» **TASK REQUIREMENTS**: Every line of the material below should be repeated exactly.

Data entries:
· · · · ·
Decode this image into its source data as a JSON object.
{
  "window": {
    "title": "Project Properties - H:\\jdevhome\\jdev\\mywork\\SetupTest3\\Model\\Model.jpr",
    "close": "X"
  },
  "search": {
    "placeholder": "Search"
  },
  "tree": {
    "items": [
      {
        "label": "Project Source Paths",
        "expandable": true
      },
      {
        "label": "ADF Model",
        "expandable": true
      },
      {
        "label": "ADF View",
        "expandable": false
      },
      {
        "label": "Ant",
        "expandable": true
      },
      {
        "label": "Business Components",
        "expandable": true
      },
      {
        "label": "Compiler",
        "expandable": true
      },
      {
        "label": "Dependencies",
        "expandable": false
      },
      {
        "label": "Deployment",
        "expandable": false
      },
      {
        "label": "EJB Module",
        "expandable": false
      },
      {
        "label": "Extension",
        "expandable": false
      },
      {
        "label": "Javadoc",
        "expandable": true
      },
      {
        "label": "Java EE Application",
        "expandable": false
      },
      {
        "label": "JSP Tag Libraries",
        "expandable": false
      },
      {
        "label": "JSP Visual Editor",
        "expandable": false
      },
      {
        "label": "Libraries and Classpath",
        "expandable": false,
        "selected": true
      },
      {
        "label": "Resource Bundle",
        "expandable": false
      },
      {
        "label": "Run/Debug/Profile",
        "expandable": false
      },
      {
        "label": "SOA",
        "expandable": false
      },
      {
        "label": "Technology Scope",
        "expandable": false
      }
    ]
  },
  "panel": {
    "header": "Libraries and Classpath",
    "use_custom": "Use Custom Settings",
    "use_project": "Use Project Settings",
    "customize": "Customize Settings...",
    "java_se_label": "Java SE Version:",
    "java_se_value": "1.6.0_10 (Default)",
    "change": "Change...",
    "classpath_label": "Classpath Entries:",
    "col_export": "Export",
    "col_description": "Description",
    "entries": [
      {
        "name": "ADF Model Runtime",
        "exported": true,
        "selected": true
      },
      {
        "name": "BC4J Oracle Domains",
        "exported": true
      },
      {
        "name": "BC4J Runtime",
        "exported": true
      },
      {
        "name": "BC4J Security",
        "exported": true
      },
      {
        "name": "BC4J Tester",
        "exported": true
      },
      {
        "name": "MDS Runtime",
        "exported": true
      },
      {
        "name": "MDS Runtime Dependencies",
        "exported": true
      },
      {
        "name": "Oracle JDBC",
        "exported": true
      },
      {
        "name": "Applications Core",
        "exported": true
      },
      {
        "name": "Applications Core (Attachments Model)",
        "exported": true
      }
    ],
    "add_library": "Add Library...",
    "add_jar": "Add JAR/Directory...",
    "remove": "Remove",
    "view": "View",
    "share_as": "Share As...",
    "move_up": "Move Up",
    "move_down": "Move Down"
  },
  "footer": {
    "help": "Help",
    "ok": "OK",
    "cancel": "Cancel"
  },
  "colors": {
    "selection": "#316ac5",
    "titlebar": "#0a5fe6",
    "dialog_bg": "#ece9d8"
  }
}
· · · · ·
» **FINISHED EXERCISE**:
Decode this image into its source data as a JSON object.
{
  "window": {
    "title": "Project Properties - H:\\jdevhome\\jdev\\mywork\\SetupTest3\\Model\\Model.jpr",
    "close": "X"
  },
  "search": {
    "placeholder": "Search"
  },
  "tree": {
    "items": [
      {
        "label": "Project Source Paths",
        "expandable": true
      },
      {
        "label": "ADF Model",
        "expandable": true
      },
      {
        "label": "ADF View",
        "expandable": false
      },
      {
        "label": "Ant",
        "expandable": true
      },
      {
        "label": "Business Components",
        "expandable": true
      },
      {
        "label": "Compiler",
        "expandable": true
      },
      {
        "label": "Dependencies",
        "expandable": false
      },
      {
        "label": "Deployment",
        "expandable": false
      },
      {
        "label": "EJB Module",
        "expandable": false
      },
      {
        "label": "Extension",
        "expandable": false
      },
      {
        "label": "Javadoc",
        "expandable": true
      },
      {
        "label": "Java EE Application",
        "expandable": false
      },
      {
        "label": "JSP Tag Libraries",
        "expandable": false
      },
      {
        "label": "JSP Visual Editor",
        "expandable": false
      },
      {
        "label": "Libraries and Classpath",
        "expandable": false,
        "selected": true
      },
      {
        "label": "Resource Bundle",
        "expandable": false
      },
      {
        "label": "Run/Debug/Profile",
        "expandable": false
      },
      {
        "label": "SOA",
        "expandable": false
      },
      {
        "label": "Technology Scope",
        "expandable": false
      }
    ]
  },
  "panel": {
    "header": "Libraries and Classpath",
    "use_custom": "Use Custom Settings",
    "use_project": "Use Project Settings",
    "customize": "Customize Settings...",
    "java_se_label": "Java SE Version:",
    "java_se_value": "1.6.0_10 (Default)",
    "change": "Change...",
    "classpath_label": "Classpath Entries:",
    "col_export": "Export",
    "col_description": "Description",
    "entries": [
      {
        "name": "ADF Model Runtime",
        "exported": true,
        "selected": true
      },
      {
        "name": "BC4J Oracle Domains",
        "exported": true
      },
      {
        "name": "BC4J Runtime",
        "exported": true
      },
      {
        "name": "BC4J Security",
        "exported": true
      },
      {
        "name": "BC4J Tester",
        "exported": true
      },
      {
        "name": "MDS Runtime",
        "exported": true
      },
      {
        "name": "MDS Runtime Dependencies",
        "exported": true
      },
      {
        "name": "Oracle JDBC",
        "exported": true
      },
      {
        "name": "Applications Core",
        "exported": true
      },
      {
        "name": "Applications Core (Attachments Model)",
        "exported": true
      }
    ],
    "add_library": "Add Library...",
    "add_jar": "Add JAR/Directory...",
    "remove": "Remove",
    "view": "View",
    "share_as": "Share As...",
    "move_up": "Move Up",
    "move_down": "Move Down"
  },
  "footer": {
    "help": "Help",
    "ok": "OK",
    "cancel": "Cancel"
  },
  "colors": {
    "selection": "#316ac5",
    "titlebar": "#0a5fe6",
    "dialog_bg": "#ece9d8"
  }
}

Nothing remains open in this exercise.